- **文章の抜粋**:
最近周りの方からデジタルのイラスト環境について色々と質問を受けることが増えてきました。興味はあるけどたくさん選択肢があってどれを選べば良いのかわからないという方が多くなっているのかなと思います。

そこで今回、デジタルでイラストを描くために必要な前提知識や道具、選ぶべきソフトや勉強方法などをまとめて記事にしてみることにしました。

一通り読めばあなたの予算ややりたいことに合わせた選択ができるようになると思います。興味のある部分だけを読んでも悩みが解決できるように書いていますので、ぜひ目次のほうからチェックしてみてくださいね。

デジタルでイラストを描くメリット

僕自身もそうですし、周りでイラストを描かれている方の中でもデジタルでイラストを描かれている人数の割合は、圧倒的に多いです。

それにはやっぱり大きな理由があります。しかも一つだけではありません。

まずは「なんでデジタルで描くほうが良いの?」という根本的なところから説明してみたいと思います。デジタル移行を悩んでいる方は参考にしてみてください。

- **提供情報**:
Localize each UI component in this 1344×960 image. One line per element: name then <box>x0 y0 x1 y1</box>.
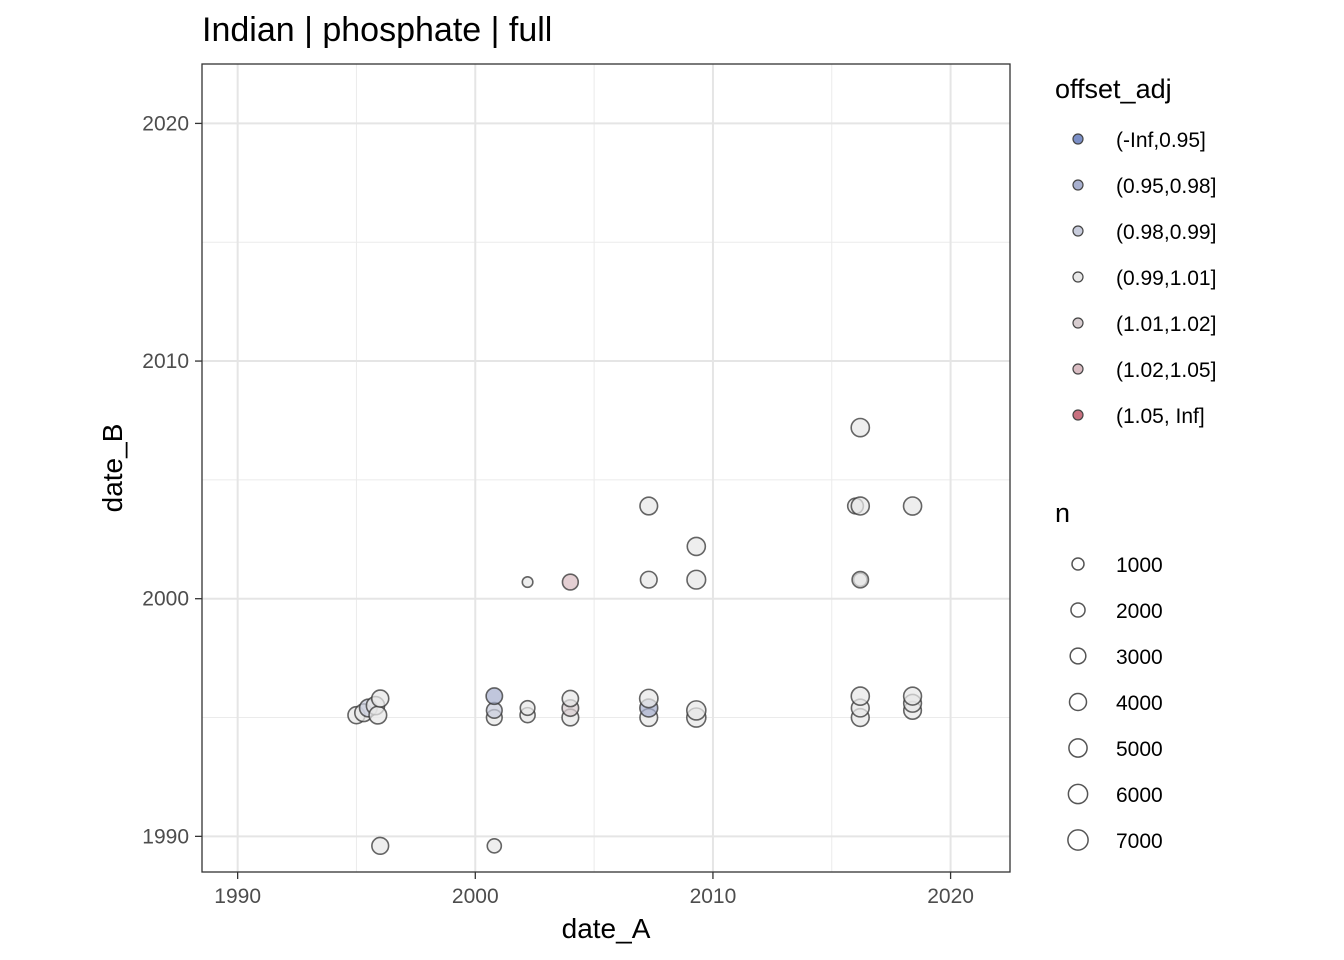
data-point <box>486 838 503 854</box>
size-legend-label: 3000 <box>1116 646 1163 669</box>
data-point <box>685 700 707 721</box>
data-point <box>370 689 390 708</box>
data-point <box>639 496 659 516</box>
data-point <box>850 686 871 706</box>
data-point <box>485 687 504 706</box>
size-legend-key <box>1067 829 1089 851</box>
y-tick-label: 2010 <box>142 350 189 373</box>
data-point <box>521 576 534 589</box>
y-tick-label: 1990 <box>142 825 189 848</box>
size-legend-key <box>1068 738 1088 758</box>
size-legend-label: 4000 <box>1116 692 1163 715</box>
data-points <box>347 417 923 856</box>
data-point <box>851 570 870 589</box>
color-legend-key <box>1072 225 1084 237</box>
size-legend-label: 2000 <box>1116 600 1163 623</box>
x-axis-title: date_A <box>562 913 651 944</box>
size-legend-label: 7000 <box>1116 830 1163 853</box>
data-point <box>902 686 923 706</box>
color-legend-key <box>1072 179 1084 191</box>
color-legend-label: (1.05, Inf] <box>1116 405 1205 428</box>
size-legend-label: 6000 <box>1116 784 1163 807</box>
size-legend-label: 5000 <box>1116 738 1163 761</box>
data-point <box>850 417 871 438</box>
y-tick-label: 2020 <box>142 112 189 135</box>
color-legend-label: (-Inf,0.95] <box>1116 129 1206 152</box>
x-tick-label: 1990 <box>214 885 261 908</box>
data-point <box>686 569 707 590</box>
size-legend-label: 1000 <box>1116 554 1163 577</box>
y-tick-label: 2000 <box>142 588 189 611</box>
legend: offset_adj (-Inf,0.95] (0.95,0.98] (0.98,0.… <box>1055 74 1216 853</box>
x-tick-label: 2000 <box>452 885 499 908</box>
size-legend-key <box>1067 783 1089 805</box>
color-legend-label: (1.02,1.05] <box>1116 359 1216 382</box>
color-legend-label: (0.99,1.01] <box>1116 267 1216 290</box>
size-legend-key <box>1071 557 1085 571</box>
plot-border <box>201 63 1011 873</box>
color-legend-key <box>1072 133 1084 145</box>
data-point <box>902 496 923 516</box>
data-point <box>850 496 871 516</box>
color-legend-label: (0.95,0.98] <box>1116 175 1216 198</box>
axes: 1990 2000 2010 2020 1990 2000 2010 2020 <box>142 112 974 908</box>
data-point <box>638 688 659 709</box>
color-legend-key <box>1072 409 1084 421</box>
color-legend-key <box>1072 317 1084 329</box>
size-legend-key <box>1068 692 1088 712</box>
data-point <box>561 573 580 591</box>
color-legend-label: (0.98,0.99] <box>1116 221 1216 244</box>
size-legend-key <box>1069 647 1087 665</box>
x-tick-label: 2010 <box>690 885 737 908</box>
chart-title: Indian | phosphate | full <box>202 11 552 49</box>
grid-lines <box>202 64 1010 872</box>
data-point <box>371 836 390 856</box>
data-point <box>639 570 658 589</box>
size-legend-title: n <box>1055 498 1070 528</box>
color-legend-key <box>1072 363 1084 375</box>
size-legend-key <box>1070 602 1086 618</box>
data-point <box>686 536 707 557</box>
data-point <box>368 705 388 725</box>
x-tick-label: 2020 <box>927 885 974 908</box>
data-point <box>561 689 580 708</box>
plot-panel <box>202 64 1010 872</box>
color-legend-title: offset_adj <box>1055 74 1172 104</box>
data-point <box>519 699 536 717</box>
color-legend-key <box>1072 271 1084 283</box>
y-axis-title: date_B <box>97 424 128 513</box>
color-legend-label: (1.01,1.02] <box>1116 313 1216 336</box>
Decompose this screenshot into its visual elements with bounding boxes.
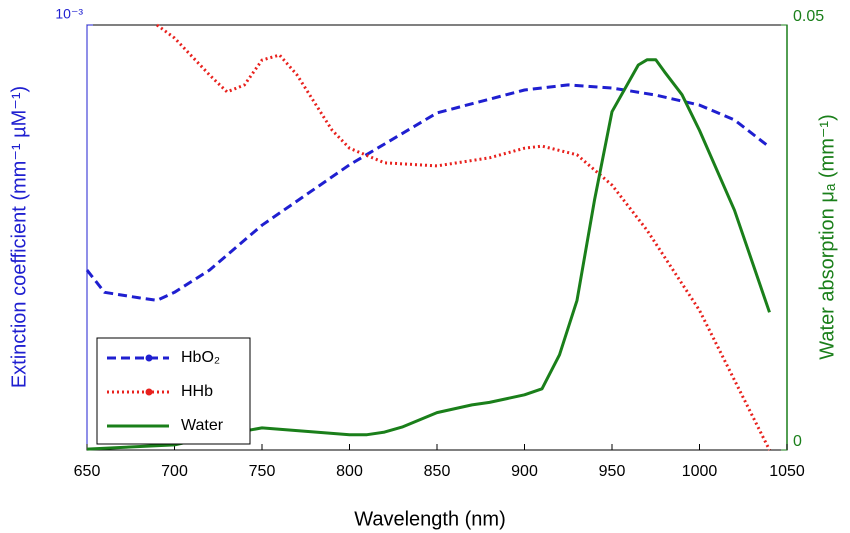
x-tick-label: 650 bbox=[74, 463, 101, 480]
legend-label: HHb bbox=[181, 383, 213, 400]
series-line bbox=[85, 83, 771, 302]
x-tick-label: 750 bbox=[249, 463, 276, 480]
x-tick-label: 850 bbox=[424, 463, 451, 480]
series-line bbox=[86, 58, 771, 451]
x-tick-label: 1000 bbox=[682, 463, 718, 480]
y-tick-label: 10⁻³ bbox=[55, 6, 83, 22]
x-tick-label: 900 bbox=[511, 463, 538, 480]
y2-tick-label: 0.05 bbox=[793, 8, 824, 25]
legend-dot bbox=[145, 354, 153, 362]
y-axis-label: Extinction coefficient (mm⁻¹ µM⁻¹) bbox=[8, 86, 30, 388]
x-tick-label: 950 bbox=[599, 463, 626, 480]
x-axis-label: Wavelength (nm) bbox=[354, 508, 506, 530]
y2-tick-label: 0 bbox=[793, 433, 802, 450]
legend-label: Water bbox=[181, 417, 224, 434]
y2-axis-label: Water absorption μₐ (mm⁻¹) bbox=[816, 114, 838, 360]
legend-dot bbox=[145, 388, 153, 396]
x-tick-label: 1050 bbox=[769, 463, 805, 480]
x-tick-label: 700 bbox=[161, 463, 188, 480]
legend-box bbox=[96, 337, 251, 445]
x-tick-label: 800 bbox=[336, 463, 363, 480]
legend-label: HbO₂ bbox=[181, 349, 220, 366]
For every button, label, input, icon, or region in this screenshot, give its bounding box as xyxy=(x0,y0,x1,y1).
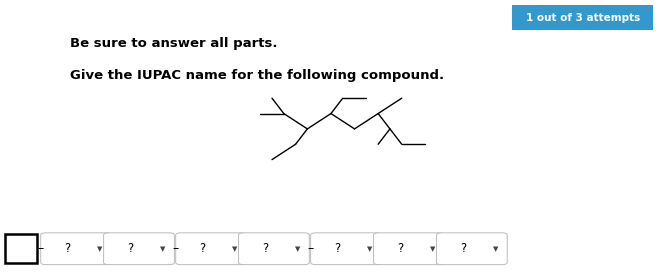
Text: ▼: ▼ xyxy=(493,246,498,252)
Text: ?: ? xyxy=(460,242,466,255)
FancyBboxPatch shape xyxy=(436,233,507,265)
Text: ?: ? xyxy=(64,242,70,255)
Text: –: – xyxy=(172,242,179,255)
Text: ?: ? xyxy=(397,242,403,255)
Text: ▼: ▼ xyxy=(367,246,372,252)
Text: ▼: ▼ xyxy=(160,246,165,252)
Text: ▼: ▼ xyxy=(295,246,300,252)
FancyBboxPatch shape xyxy=(239,233,309,265)
Text: Give the IUPAC name for the following compound.: Give the IUPAC name for the following co… xyxy=(70,69,444,82)
FancyBboxPatch shape xyxy=(5,234,38,263)
Text: –: – xyxy=(307,242,314,255)
Text: Be sure to answer all parts.: Be sure to answer all parts. xyxy=(70,37,278,50)
FancyBboxPatch shape xyxy=(374,233,444,265)
FancyBboxPatch shape xyxy=(176,233,247,265)
FancyBboxPatch shape xyxy=(41,233,111,265)
Text: ▼: ▼ xyxy=(97,246,103,252)
Text: ?: ? xyxy=(127,242,133,255)
Text: ▼: ▼ xyxy=(232,246,238,252)
Text: –: – xyxy=(38,242,44,255)
Text: ▼: ▼ xyxy=(430,246,435,252)
Text: ?: ? xyxy=(262,242,268,255)
Text: ?: ? xyxy=(334,242,340,255)
Text: ?: ? xyxy=(199,242,205,255)
FancyBboxPatch shape xyxy=(311,233,382,265)
FancyBboxPatch shape xyxy=(513,5,653,30)
FancyBboxPatch shape xyxy=(103,233,174,265)
Text: 1 out of 3 attempts: 1 out of 3 attempts xyxy=(526,12,640,22)
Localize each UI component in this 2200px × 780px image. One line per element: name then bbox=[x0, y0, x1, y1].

- **やること**:
a) デジタルイラストについての文章から、「一通り読めばあなたの予算やや」から「の割合は、圧倒的に多いです。」までの部分を一字一句そのまま書き写してください。
b) デジタルイラストについての文章によると、周りでイラストを描いている人のうち、デジタルで描いている人の割合はどうなっていますか。

- **解答**:
a)
一通り読めばあなたの予算ややりたいことに合わせた選択ができるようになると思います。興味のある部分だけを読んでも悩みが解決できるように書いていますので、ぜひ目次のほうからチェックしてみてくださいね。

デジタルでイラストを描くメリット

僕自身もそうですし、周りでイラストを描かれている方の中でもデジタルでイラストを描かれている人数の割合は、圧倒的に多いです。

b) 圧倒的に多いです。